Stated exercise: Please transcribe the listing below in full and word for word, without its pictures.

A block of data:
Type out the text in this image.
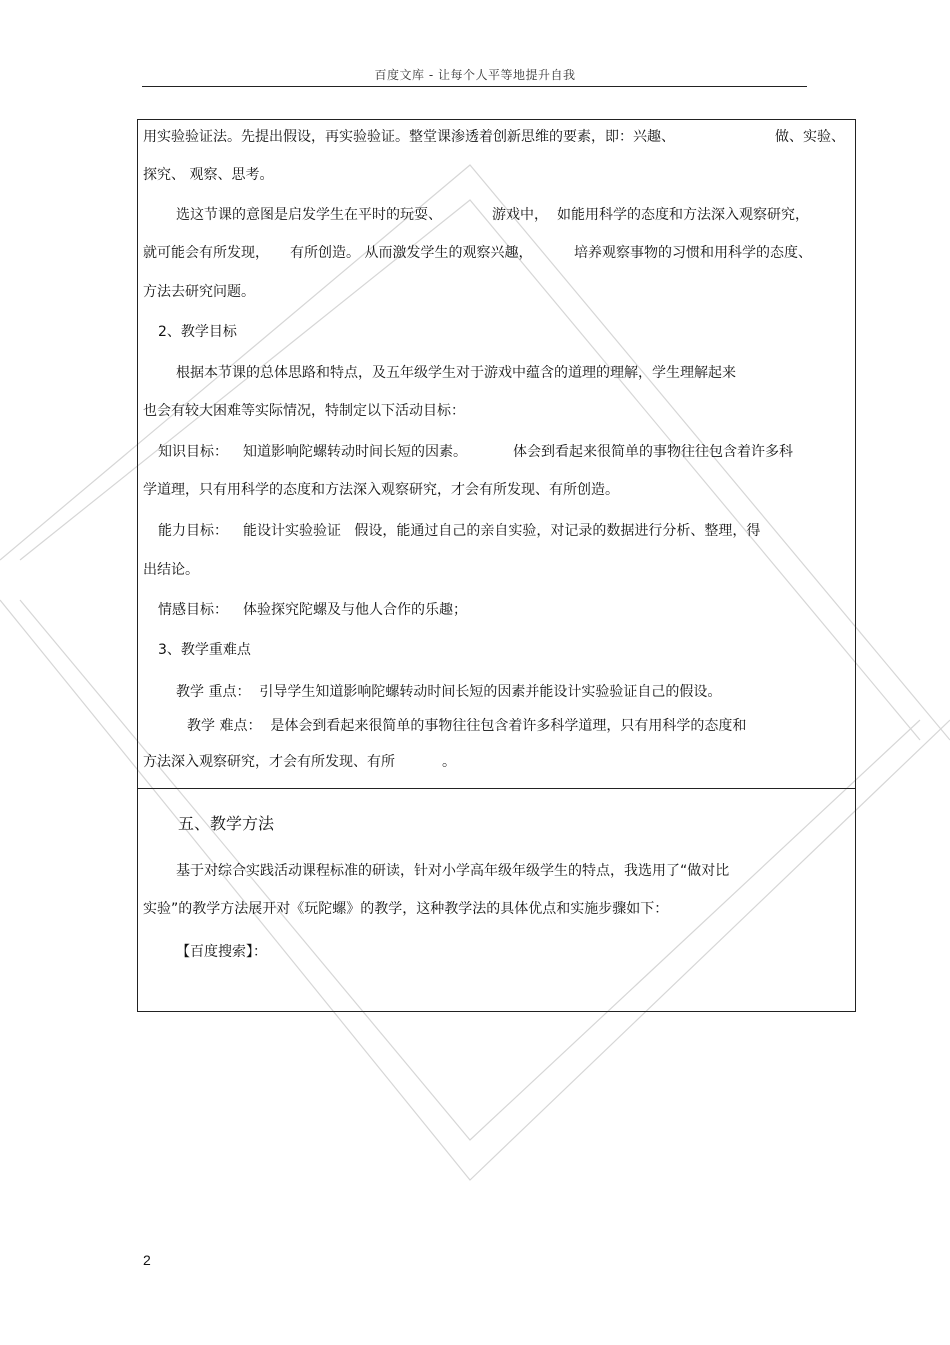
百度文库 - 让每个人平等地提升自我
用实验验证法。先提出假设，再实验验证。整堂课渗透着创新思维的要素，即：兴趣、	做、实验、
探究、 观察、思考。
选这节课的意图是启发学生在平时的玩耍、	游戏中， 如能用科学的态度和方法深入观察研究，
就可能会有所发现， 有所创造。 从而激发学生的观察兴趣，	培养观察事物的习惯和用科学的态度、
方法去研究问题。
2、教学目标
根据本节课的总体思路和特点，及五年级学生对于游戏中蕴含的道理的理解，学生理解起来
也会有较大困难等实际情况，特制定以下活动目标：
知识目标： 知道影响陀螺转动时间长短的因素。	体会到看起来很简单的事物往往包含着许多科
学道理，只有用科学的态度和方法深入观察研究，才会有所发现、有所创造。
能力目标： 能设计实验验证   假设，能通过自己的亲自实验，对记录的数据进行分析、整理，得
出结论。
情感目标： 体验探究陀螺及与他人合作的乐趣；
3、教学重难点
教学 重点：  引导学生知道影响陀螺转动时间长短的因素并能设计实验验证自己的假设。
教学 难点：  是体会到看起来很简单的事物往往包含着许多科学道理，只有用科学的态度和
方法深入观察研究，才会有所发现、有所	。
五、教学方法
基于对综合实践活动课程标准的研读，针对小学高年级年级学生的特点，我选用了“做对比
实验”的教学方法展开对《玩陀螺》的教学，这种教学法的具体优点和实施步骤如下：
【百度搜索】：
2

Problem solution:
Type out the text in this image.
百度文库 - 让每个人平等地提升自我
用实验验证法。先提出假设，再实验验证。整堂课渗透着创新思维的要素，即：兴趣、	做、实验、
探究、 观察、思考。
选这节课的意图是启发学生在平时的玩耍、	游戏中， 如能用科学的态度和方法深入观察研究，
就可能会有所发现， 有所创造。 从而激发学生的观察兴趣，	培养观察事物的习惯和用科学的态度、
方法去研究问题。
2、教学目标
根据本节课的总体思路和特点，及五年级学生对于游戏中蕴含的道理的理解，学生理解起来
也会有较大困难等实际情况，特制定以下活动目标：
知识目标： 知道影响陀螺转动时间长短的因素。	体会到看起来很简单的事物往往包含着许多科
学道理，只有用科学的态度和方法深入观察研究，才会有所发现、有所创造。
能力目标： 能设计实验验证   假设，能通过自己的亲自实验，对记录的数据进行分析、整理，得
出结论。
情感目标： 体验探究陀螺及与他人合作的乐趣；
3、教学重难点
教学 重点：  引导学生知道影响陀螺转动时间长短的因素并能设计实验验证自己的假设。
教学 难点：  是体会到看起来很简单的事物往往包含着许多科学道理，只有用科学的态度和
方法深入观察研究，才会有所发现、有所	。
五、教学方法
基于对综合实践活动课程标准的研读，针对小学高年级年级学生的特点，我选用了“做对比
实验”的教学方法展开对《玩陀螺》的教学，这种教学法的具体优点和实施步骤如下：
【百度搜索】：
2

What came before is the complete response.